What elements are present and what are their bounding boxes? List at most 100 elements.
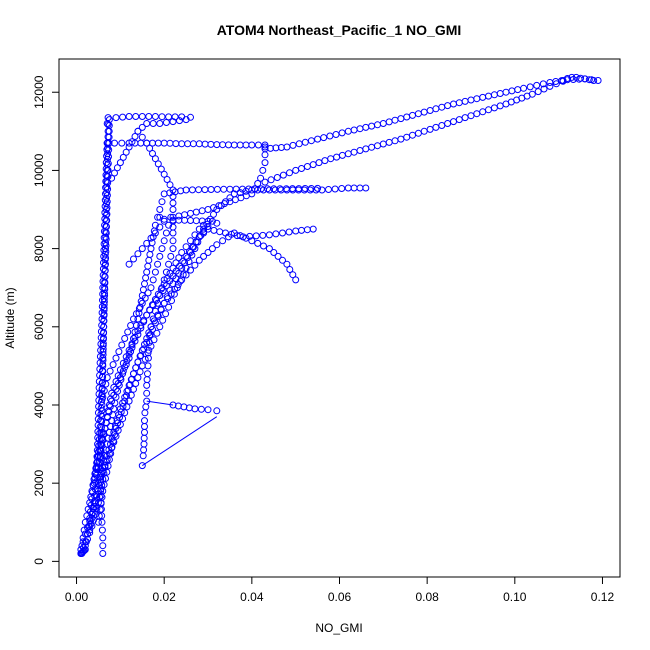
y-tick-label: 4000 [32,391,46,418]
data-point [581,75,589,83]
data-point [265,245,273,253]
data-point [127,322,135,329]
data-point [172,140,180,148]
data-point [226,185,234,193]
data-point [147,323,155,331]
data-point [143,120,151,127]
data-point [99,534,107,542]
data-point [520,84,528,92]
x-tick-label: 0.08 [415,590,439,604]
data-point [130,385,137,393]
data-point [119,415,127,423]
data-point [142,403,150,411]
data-point [145,346,153,354]
data-point [130,370,137,378]
data-point [127,391,135,399]
data-point [145,338,153,346]
plot-lines [142,400,218,467]
data-point [292,276,300,284]
data-point [379,120,387,127]
data-point [169,229,177,237]
data-point [321,157,329,165]
data-point [134,250,142,258]
data-point [332,131,340,138]
data-point [162,282,170,290]
data-point [89,482,97,490]
data-point [123,403,131,411]
data-point [143,239,151,247]
data-point [175,212,183,220]
data-point [195,140,203,148]
data-point [106,367,114,375]
data-point [144,354,152,362]
data-point [132,113,140,120]
data-point [160,237,168,245]
data-point [130,315,137,323]
data-point [144,370,151,378]
data-point [143,376,151,384]
data-point [125,260,133,268]
data-point [178,264,186,272]
data-point [162,268,170,276]
y-tick-label: 2000 [32,470,46,497]
data-point [169,237,177,245]
data-point [143,381,151,389]
data-point [279,171,287,179]
data-point [200,225,208,233]
data-point [151,295,159,303]
data-point [122,353,130,361]
data-point [279,229,286,237]
data-point [169,206,177,213]
data-point [108,174,116,182]
data-point [261,159,269,167]
data-point [261,178,269,186]
data-point [273,174,281,181]
data-point [128,340,136,348]
data-point [426,125,434,133]
data-point [534,88,542,96]
data-point [309,161,317,169]
data-point [182,116,190,124]
data-point [201,140,209,148]
data-point [207,186,215,193]
data-point [160,299,168,307]
data-point [391,137,399,145]
data-point [194,238,202,246]
data-point [344,150,352,158]
data-point [137,322,145,329]
data-point [154,299,162,307]
data-point [391,116,399,124]
data-point [248,237,256,245]
x-axis-label: NO_GMI [315,621,362,635]
data-point [385,118,393,126]
data-point [98,526,106,534]
data-point [138,245,146,253]
data-point [568,73,576,81]
data-point [242,234,250,242]
data-point [131,133,139,140]
data-point [111,139,118,147]
data-point [467,112,475,120]
data-point [99,393,107,401]
data-point [540,85,548,93]
data-point [166,269,174,277]
data-point [260,242,267,250]
data-point [165,221,173,229]
data-point [121,393,129,401]
data-point [585,76,593,84]
data-point [192,217,200,225]
data-point [160,217,168,225]
data-point [432,123,440,131]
data-point [368,122,376,130]
data-point [102,380,110,388]
x-tick-label: 0.00 [65,590,89,604]
data-point [286,169,293,177]
data-point [82,538,90,546]
x-tick-label: 0.04 [240,590,264,604]
plot-points [77,73,602,557]
data-point [188,186,196,194]
data-point [87,501,95,509]
data-point [99,550,107,557]
data-point [248,190,256,198]
data-point [114,380,122,387]
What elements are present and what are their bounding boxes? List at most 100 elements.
####################
- TASK PROMPT -
Please copy out every line of the records above word for word, omitting the pictures.

- WRITTEN RESPONSE -
What elements are present and what are their bounding boxes? List at most 100 elements.
y-tick-label: 4000 [32,391,46,418]
data-point [581,75,589,83]
data-point [265,245,273,253]
data-point [127,322,135,329]
data-point [172,140,180,148]
data-point [226,185,234,193]
data-point [147,323,155,331]
data-point [143,120,151,127]
data-point [99,534,107,542]
data-point [520,84,528,92]
x-tick-label: 0.08 [415,590,439,604]
data-point [130,385,137,393]
data-point [119,415,127,423]
data-point [142,403,150,411]
data-point [145,346,153,354]
data-point [130,370,137,378]
data-point [127,391,135,399]
data-point [145,338,153,346]
plot-lines [142,400,218,467]
data-point [292,276,300,284]
data-point [379,120,387,127]
data-point [169,229,177,237]
data-point [321,157,329,165]
data-point [134,250,142,258]
data-point [332,131,340,138]
data-point [162,282,170,290]
data-point [89,482,97,490]
data-point [123,403,131,411]
data-point [143,239,151,247]
data-point [175,212,183,220]
data-point [195,140,203,148]
data-point [106,367,114,375]
data-point [144,354,152,362]
data-point [132,113,140,120]
data-point [160,237,168,245]
data-point [130,315,137,323]
data-point [144,370,151,378]
data-point [143,376,151,384]
data-point [125,260,133,268]
data-point [178,264,186,272]
data-point [162,268,170,276]
y-tick-label: 2000 [32,470,46,497]
data-point [169,237,177,245]
data-point [143,381,151,389]
data-point [279,171,287,179]
data-point [200,225,208,233]
data-point [151,295,159,303]
data-point [122,353,130,361]
data-point [279,229,286,237]
data-point [169,206,177,213]
data-point [108,174,116,182]
data-point [261,159,269,167]
data-point [261,178,269,186]
data-point [273,174,281,181]
data-point [128,340,136,348]
data-point [426,125,434,133]
data-point [534,88,542,96]
data-point [309,161,317,169]
data-point [182,116,190,124]
data-point [201,140,209,148]
data-point [207,186,215,193]
data-point [160,299,168,307]
data-point [391,137,399,145]
data-point [194,238,202,246]
data-point [344,150,352,158]
data-point [137,322,145,329]
data-point [154,299,162,307]
data-point [391,116,399,124]
data-point [248,237,256,245]
x-axis-label: NO_GMI [315,621,362,635]
data-point [385,118,393,126]
data-point [98,526,106,534]
data-point [138,245,146,253]
data-point [568,73,576,81]
data-point [242,234,250,242]
data-point [131,133,139,140]
data-point [111,139,118,147]
data-point [467,112,475,120]
data-point [99,393,107,401]
data-point [540,85,548,93]
data-point [166,269,174,277]
data-point [260,242,267,250]
data-point [165,221,173,229]
data-point [121,393,129,401]
data-point [585,76,593,84]
data-point [192,217,200,225]
data-point [160,217,168,225]
data-point [432,123,440,131]
data-point [368,122,376,130]
data-point [102,380,110,388]
x-tick-label: 0.00 [65,590,89,604]
data-point [286,169,293,177]
data-point [82,538,90,546]
x-tick-label: 0.04 [240,590,264,604]
plot-points [77,73,602,557]
data-point [188,186,196,194]
data-point [87,501,95,509]
data-point [99,550,107,557]
data-point [248,190,256,198]
data-point [114,380,122,387]
What elements are present and what are their bounding boxes? List at most 100 elements.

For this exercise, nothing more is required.